WHAT THE TASK ASKS »
Print all the records exactly, please.
....................
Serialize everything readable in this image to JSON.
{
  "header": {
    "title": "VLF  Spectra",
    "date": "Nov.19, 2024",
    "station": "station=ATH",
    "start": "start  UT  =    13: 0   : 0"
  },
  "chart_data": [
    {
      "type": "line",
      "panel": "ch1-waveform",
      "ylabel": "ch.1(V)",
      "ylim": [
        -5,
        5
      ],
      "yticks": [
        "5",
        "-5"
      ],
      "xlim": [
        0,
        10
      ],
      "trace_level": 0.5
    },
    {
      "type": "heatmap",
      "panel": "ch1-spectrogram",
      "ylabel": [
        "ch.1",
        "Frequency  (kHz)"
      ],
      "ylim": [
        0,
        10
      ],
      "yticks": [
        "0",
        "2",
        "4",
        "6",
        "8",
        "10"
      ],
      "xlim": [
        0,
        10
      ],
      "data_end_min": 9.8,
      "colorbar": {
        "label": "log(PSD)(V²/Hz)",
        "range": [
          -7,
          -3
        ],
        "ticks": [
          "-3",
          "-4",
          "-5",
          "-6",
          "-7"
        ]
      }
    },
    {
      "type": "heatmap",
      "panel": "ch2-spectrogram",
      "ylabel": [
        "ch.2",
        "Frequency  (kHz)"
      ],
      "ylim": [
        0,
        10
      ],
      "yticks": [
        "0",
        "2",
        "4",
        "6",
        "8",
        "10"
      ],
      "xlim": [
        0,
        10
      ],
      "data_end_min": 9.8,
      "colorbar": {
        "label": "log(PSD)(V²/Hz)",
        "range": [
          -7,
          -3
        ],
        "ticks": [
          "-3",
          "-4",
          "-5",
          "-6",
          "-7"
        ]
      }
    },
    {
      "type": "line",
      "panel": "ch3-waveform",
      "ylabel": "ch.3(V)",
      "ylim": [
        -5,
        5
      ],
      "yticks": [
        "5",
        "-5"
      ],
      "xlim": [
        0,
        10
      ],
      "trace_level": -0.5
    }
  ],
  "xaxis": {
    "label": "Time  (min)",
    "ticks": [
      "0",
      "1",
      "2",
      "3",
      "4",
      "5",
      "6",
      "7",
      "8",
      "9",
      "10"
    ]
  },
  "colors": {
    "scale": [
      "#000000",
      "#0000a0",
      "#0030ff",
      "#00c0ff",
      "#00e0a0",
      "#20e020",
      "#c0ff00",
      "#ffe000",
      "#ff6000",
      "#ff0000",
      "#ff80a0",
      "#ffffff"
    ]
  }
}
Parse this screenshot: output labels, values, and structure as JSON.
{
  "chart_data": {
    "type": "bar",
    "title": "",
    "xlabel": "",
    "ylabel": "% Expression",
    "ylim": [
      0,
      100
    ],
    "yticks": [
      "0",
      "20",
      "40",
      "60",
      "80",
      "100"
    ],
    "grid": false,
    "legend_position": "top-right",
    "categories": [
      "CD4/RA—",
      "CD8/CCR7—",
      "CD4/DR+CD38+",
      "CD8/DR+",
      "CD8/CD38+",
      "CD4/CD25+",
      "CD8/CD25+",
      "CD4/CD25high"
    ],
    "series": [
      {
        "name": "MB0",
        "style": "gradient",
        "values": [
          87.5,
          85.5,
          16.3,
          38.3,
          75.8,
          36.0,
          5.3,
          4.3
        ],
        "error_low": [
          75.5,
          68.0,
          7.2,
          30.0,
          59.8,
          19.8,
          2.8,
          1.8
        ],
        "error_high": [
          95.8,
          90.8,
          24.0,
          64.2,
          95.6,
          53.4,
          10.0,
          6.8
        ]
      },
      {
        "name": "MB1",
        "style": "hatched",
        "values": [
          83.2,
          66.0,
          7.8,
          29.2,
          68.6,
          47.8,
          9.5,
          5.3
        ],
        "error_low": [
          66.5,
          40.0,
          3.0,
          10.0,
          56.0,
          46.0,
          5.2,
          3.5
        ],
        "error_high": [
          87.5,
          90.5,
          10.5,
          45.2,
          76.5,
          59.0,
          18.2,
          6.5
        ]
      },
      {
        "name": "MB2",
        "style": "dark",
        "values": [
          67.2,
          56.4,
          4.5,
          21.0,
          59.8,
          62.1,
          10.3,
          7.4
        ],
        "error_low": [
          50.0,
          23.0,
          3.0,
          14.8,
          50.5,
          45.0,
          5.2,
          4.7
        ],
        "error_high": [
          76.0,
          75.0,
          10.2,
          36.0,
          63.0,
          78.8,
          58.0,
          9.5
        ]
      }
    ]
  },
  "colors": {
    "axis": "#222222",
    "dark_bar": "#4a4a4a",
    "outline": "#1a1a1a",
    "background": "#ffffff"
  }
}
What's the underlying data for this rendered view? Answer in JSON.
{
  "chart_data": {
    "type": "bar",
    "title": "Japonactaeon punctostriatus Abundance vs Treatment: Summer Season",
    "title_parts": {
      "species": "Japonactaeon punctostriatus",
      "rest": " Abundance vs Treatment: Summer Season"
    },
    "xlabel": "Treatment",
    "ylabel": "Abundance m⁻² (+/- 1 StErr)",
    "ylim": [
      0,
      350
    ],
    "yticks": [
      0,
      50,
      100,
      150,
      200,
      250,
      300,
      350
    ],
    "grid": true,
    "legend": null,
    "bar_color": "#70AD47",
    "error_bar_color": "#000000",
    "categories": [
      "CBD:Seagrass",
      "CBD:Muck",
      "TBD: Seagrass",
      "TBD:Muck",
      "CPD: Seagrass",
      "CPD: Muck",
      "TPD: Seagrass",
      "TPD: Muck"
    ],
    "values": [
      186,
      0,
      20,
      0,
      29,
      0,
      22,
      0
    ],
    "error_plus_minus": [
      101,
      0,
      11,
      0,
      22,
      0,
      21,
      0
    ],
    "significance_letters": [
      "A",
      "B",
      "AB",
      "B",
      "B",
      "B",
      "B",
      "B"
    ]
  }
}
....................
OUTPUT FOR THIS EXERCISE »
Serialize everything readable in this image to JSON.
{
  "header": {
    "title": "VLF  Spectra",
    "date": "Nov.19, 2024",
    "station": "station=ATH",
    "start": "start  UT  =    13: 0   : 0"
  },
  "chart_data": [
    {
      "type": "line",
      "panel": "ch1-waveform",
      "ylabel": "ch.1(V)",
      "ylim": [
        -5,
        5
      ],
      "yticks": [
        "5",
        "-5"
      ],
      "xlim": [
        0,
        10
      ],
      "trace_level": 0.5
    },
    {
      "type": "heatmap",
      "panel": "ch1-spectrogram",
      "ylabel": [
        "ch.1",
        "Frequency  (kHz)"
      ],
      "ylim": [
        0,
        10
      ],
      "yticks": [
        "0",
        "2",
        "4",
        "6",
        "8",
        "10"
      ],
      "xlim": [
        0,
        10
      ],
      "data_end_min": 9.8,
      "colorbar": {
        "label": "log(PSD)(V²/Hz)",
        "range": [
          -7,
          -3
        ],
        "ticks": [
          "-3",
          "-4",
          "-5",
          "-6",
          "-7"
        ]
      }
    },
    {
      "type": "heatmap",
      "panel": "ch2-spectrogram",
      "ylabel": [
        "ch.2",
        "Frequency  (kHz)"
      ],
      "ylim": [
        0,
        10
      ],
      "yticks": [
        "0",
        "2",
        "4",
        "6",
        "8",
        "10"
      ],
      "xlim": [
        0,
        10
      ],
      "data_end_min": 9.8,
      "colorbar": {
        "label": "log(PSD)(V²/Hz)",
        "range": [
          -7,
          -3
        ],
        "ticks": [
          "-3",
          "-4",
          "-5",
          "-6",
          "-7"
        ]
      }
    },
    {
      "type": "line",
      "panel": "ch3-waveform",
      "ylabel": "ch.3(V)",
      "ylim": [
        -5,
        5
      ],
      "yticks": [
        "5",
        "-5"
      ],
      "xlim": [
        0,
        10
      ],
      "trace_level": -0.5
    }
  ],
  "xaxis": {
    "label": "Time  (min)",
    "ticks": [
      "0",
      "1",
      "2",
      "3",
      "4",
      "5",
      "6",
      "7",
      "8",
      "9",
      "10"
    ]
  },
  "colors": {
    "scale": [
      "#000000",
      "#0000a0",
      "#0030ff",
      "#00c0ff",
      "#00e0a0",
      "#20e020",
      "#c0ff00",
      "#ffe000",
      "#ff6000",
      "#ff0000",
      "#ff80a0",
      "#ffffff"
    ]
  }
}
Parse this screenshot: output labels, values, and structure as JSON.
{
  "chart_data": {
    "type": "bar",
    "title": "",
    "xlabel": "",
    "ylabel": "% Expression",
    "ylim": [
      0,
      100
    ],
    "yticks": [
      "0",
      "20",
      "40",
      "60",
      "80",
      "100"
    ],
    "grid": false,
    "legend_position": "top-right",
    "categories": [
      "CD4/RA—",
      "CD8/CCR7—",
      "CD4/DR+CD38+",
      "CD8/DR+",
      "CD8/CD38+",
      "CD4/CD25+",
      "CD8/CD25+",
      "CD4/CD25high"
    ],
    "series": [
      {
        "name": "MB0",
        "style": "gradient",
        "values": [
          87.5,
          85.5,
          16.3,
          38.3,
          75.8,
          36.0,
          5.3,
          4.3
        ],
        "error_low": [
          75.5,
          68.0,
          7.2,
          30.0,
          59.8,
          19.8,
          2.8,
          1.8
        ],
        "error_high": [
          95.8,
          90.8,
          24.0,
          64.2,
          95.6,
          53.4,
          10.0,
          6.8
        ]
      },
      {
        "name": "MB1",
        "style": "hatched",
        "values": [
          83.2,
          66.0,
          7.8,
          29.2,
          68.6,
          47.8,
          9.5,
          5.3
        ],
        "error_low": [
          66.5,
          40.0,
          3.0,
          10.0,
          56.0,
          46.0,
          5.2,
          3.5
        ],
        "error_high": [
          87.5,
          90.5,
          10.5,
          45.2,
          76.5,
          59.0,
          18.2,
          6.5
        ]
      },
      {
        "name": "MB2",
        "style": "dark",
        "values": [
          67.2,
          56.4,
          4.5,
          21.0,
          59.8,
          62.1,
          10.3,
          7.4
        ],
        "error_low": [
          50.0,
          23.0,
          3.0,
          14.8,
          50.5,
          45.0,
          5.2,
          4.7
        ],
        "error_high": [
          76.0,
          75.0,
          10.2,
          36.0,
          63.0,
          78.8,
          58.0,
          9.5
        ]
      }
    ]
  },
  "colors": {
    "axis": "#222222",
    "dark_bar": "#4a4a4a",
    "outline": "#1a1a1a",
    "background": "#ffffff"
  }
}
What's the underlying data for this rendered view? Answer in JSON.
{
  "chart_data": {
    "type": "bar",
    "title": "Japonactaeon punctostriatus Abundance vs Treatment: Summer Season",
    "title_parts": {
      "species": "Japonactaeon punctostriatus",
      "rest": " Abundance vs Treatment: Summer Season"
    },
    "xlabel": "Treatment",
    "ylabel": "Abundance m⁻² (+/- 1 StErr)",
    "ylim": [
      0,
      350
    ],
    "yticks": [
      0,
      50,
      100,
      150,
      200,
      250,
      300,
      350
    ],
    "grid": true,
    "legend": null,
    "bar_color": "#70AD47",
    "error_bar_color": "#000000",
    "categories": [
      "CBD:Seagrass",
      "CBD:Muck",
      "TBD: Seagrass",
      "TBD:Muck",
      "CPD: Seagrass",
      "CPD: Muck",
      "TPD: Seagrass",
      "TPD: Muck"
    ],
    "values": [
      186,
      0,
      20,
      0,
      29,
      0,
      22,
      0
    ],
    "error_plus_minus": [
      101,
      0,
      11,
      0,
      22,
      0,
      21,
      0
    ],
    "significance_letters": [
      "A",
      "B",
      "AB",
      "B",
      "B",
      "B",
      "B",
      "B"
    ]
  }
}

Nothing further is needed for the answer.